Leave out the pictures and repeat everything else in the records exactly.

• [Information provided]:
▬▬▬▬▬▬
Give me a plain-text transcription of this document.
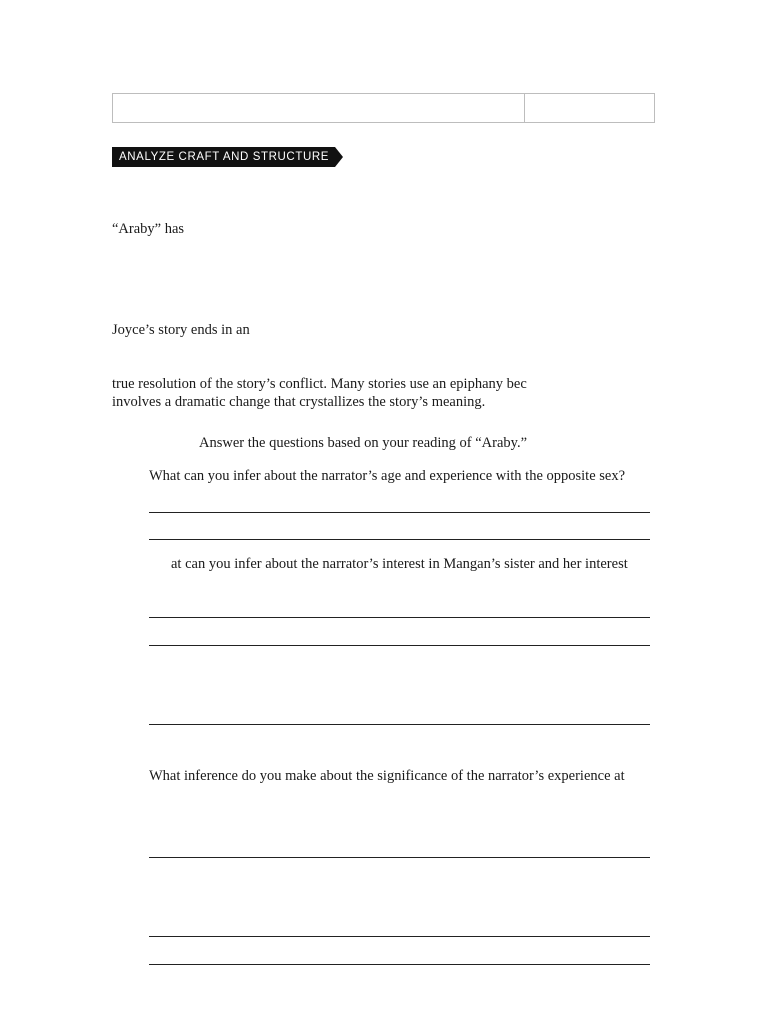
ANALYZE CRAFT AND STRUCTURE
“Araby” has
Joyce’s story ends in an
true resolution of the story’s conflict. Many stories use an epiphany bec
involves a dramatic change that crystallizes the story’s meaning.
Answer the questions based on your reading of “Araby.”
What can you infer about the narrator’s age and experience with the opposite sex?
at can you infer about the narrator’s interest in Mangan’s sister and her interest
What inference do you make about the significance of the narrator’s experience at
▬▬▬▬▬▬
• [Exercise output]:
Give me a plain-text transcription of this document.
ANALYZE CRAFT AND STRUCTURE
“Araby” has
Joyce’s story ends in an
true resolution of the story’s conflict. Many stories use an epiphany bec
involves a dramatic change that crystallizes the story’s meaning.
Answer the questions based on your reading of “Araby.”
What can you infer about the narrator’s age and experience with the opposite sex?
at can you infer about the narrator’s interest in Mangan’s sister and her interest
What inference do you make about the significance of the narrator’s experience at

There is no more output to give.